• _Goal_:
Could you output each line of the data that follows exactly?

• _Exercise material_:

-*-*-

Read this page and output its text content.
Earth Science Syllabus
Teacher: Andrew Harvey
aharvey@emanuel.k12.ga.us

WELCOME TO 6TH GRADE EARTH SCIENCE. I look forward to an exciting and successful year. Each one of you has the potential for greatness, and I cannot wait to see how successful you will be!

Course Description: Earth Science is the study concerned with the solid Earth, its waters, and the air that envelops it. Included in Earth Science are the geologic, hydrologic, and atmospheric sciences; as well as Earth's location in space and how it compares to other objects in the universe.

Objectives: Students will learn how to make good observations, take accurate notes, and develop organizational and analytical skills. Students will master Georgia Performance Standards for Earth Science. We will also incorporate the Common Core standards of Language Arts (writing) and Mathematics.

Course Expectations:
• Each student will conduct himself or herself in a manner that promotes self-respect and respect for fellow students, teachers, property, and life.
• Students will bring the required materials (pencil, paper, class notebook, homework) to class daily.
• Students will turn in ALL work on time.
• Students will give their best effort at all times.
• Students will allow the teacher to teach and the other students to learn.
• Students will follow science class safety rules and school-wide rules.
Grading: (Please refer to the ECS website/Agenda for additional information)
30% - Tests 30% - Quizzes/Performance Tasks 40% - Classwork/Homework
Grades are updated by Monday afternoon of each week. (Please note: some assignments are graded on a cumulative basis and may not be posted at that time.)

-*-*-

• _Completed exercise_:
Read this page and output its text content.
Earth Science Syllabus
Teacher: Andrew Harvey
aharvey@emanuel.k12.ga.us

WELCOME TO 6TH GRADE EARTH SCIENCE. I look forward to an exciting and successful year. Each one of you has the potential for greatness, and I cannot wait to see how successful you will be!

Course Description: Earth Science is the study concerned with the solid Earth, its waters, and the air that envelops it. Included in Earth Science are the geologic, hydrologic, and atmospheric sciences; as well as Earth's location in space and how it compares to other objects in the universe.

Objectives: Students will learn how to make good observations, take accurate notes, and develop organizational and analytical skills. Students will master Georgia Performance Standards for Earth Science. We will also incorporate the Common Core standards of Language Arts (writing) and Mathematics.

Course Expectations:
• Each student will conduct himself or herself in a manner that promotes self-respect and respect for fellow students, teachers, property, and life.
• Students will bring the required materials (pencil, paper, class notebook, homework) to class daily.
• Students will turn in ALL work on time.
• Students will give their best effort at all times.
• Students will allow the teacher to teach and the other students to learn.
• Students will follow science class safety rules and school-wide rules.
Grading: (Please refer to the ECS website/Agenda for additional information)
30% - Tests 30% - Quizzes/Performance Tasks 40% - Classwork/Homework
Grades are updated by Monday afternoon of each week. (Please note: some assignments are graded on a cumulative basis and may not be posted at that time.)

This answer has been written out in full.